Short exercise:
Report every line in the listing below where the string "started" shows up.

Provided entries:
------------------------------------

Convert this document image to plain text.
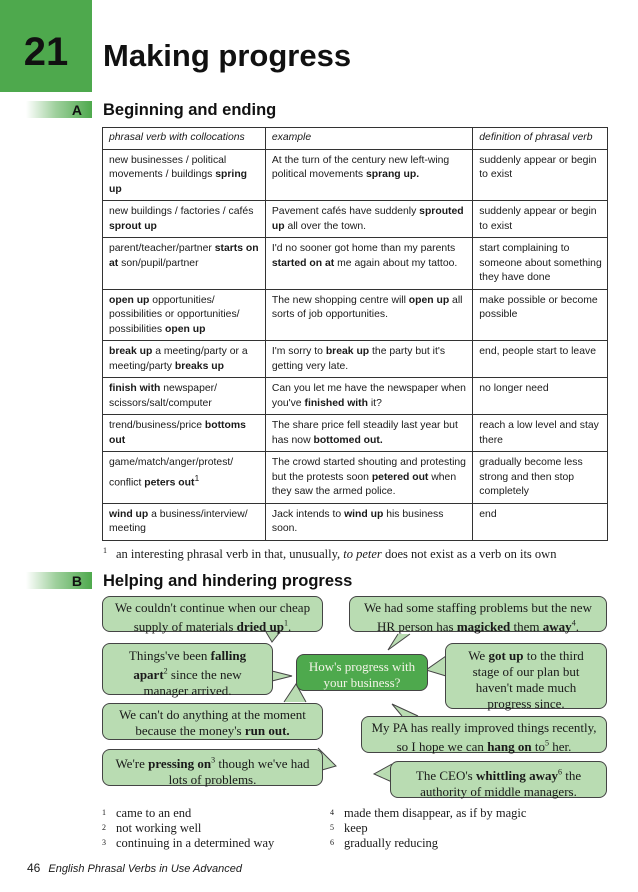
21	Making progress
A Beginning and ending
phrasal verb with collocations	example	definition of phrasal verb
new businesses / political movements / buildings spring up	At the turn of the century new left-wing political movements sprang up.	suddenly appear or begin to exist
new buildings / factories / cafés sprout up	Pavement cafés have suddenly sprouted up all over the town.	suddenly appear or begin to exist
parent/teacher/partner starts on at son/pupil/partner	I'd no sooner got home than my parents started on at me again about my tattoo.	start complaining to someone about something they have done
open up opportunities/ possibilities or opportunities/ possibilities open up	The new shopping centre will open up all sorts of job opportunities.	make possible or become possible
break up a meeting/party or a meeting/party breaks up	I'm sorry to break up the party but it's getting very late.	end, people start to leave
finish with newspaper/ scissors/salt/computer	Can you let me have the newspaper when you've finished with it?	no longer need
trend/business/price bottoms out	The share price fell steadily last year but has now bottomed out.	reach a low level and stay there
game/match/anger/protest/ conflict peters out$^1$	The crowd started shouting and protesting but the protests soon petered out when they saw the armed police.	gradually become less strong and then stop completely
wind up a business/interview/ meeting	Jack intends to wind up his business soon.	end
$^1$ an interesting phrasal verb in that, unusually, to peter does not exist as a verb on its own
B Helping and hindering progress
We couldn't continue when our cheap supply of materials dried $up^1$.
We had some staffing problems but the new HR person has magicked them away$^4$.
Things've been falling apart$^2$ since the new manager arrived.
How's progress with your business?
We got up to the third stage of our plan but haven't made much progress since.
We can't do anything at the moment because the money's run out.	My PA has really improved things recently, so I hope we can hang on $to^5$ her.
We're pressing $on^3$ though we've had lots of problems.	The CEO's whittling away$^6$ the authority of middle managers.
$^1$ came to an end
$^2$ not working well
$^3$ continuing in a determined way
$^4$ made them disappear, as if by magic
$^5$ keep
$^6$ gradually reducing
46 English Phrasal Verbs in Use Advanced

------------------------------------

Problem solution:
parent/teacher/partner starts on at son/pupil/partner	I'd no sooner got home than my parents started on at me again about my tattoo.	start complaining to someone about something they have done
game/match/anger/protest/ conflict peters out$^1$	The crowd started shouting and protesting but the protests soon petered out when they saw the armed police.	gradually become less strong and then stop completely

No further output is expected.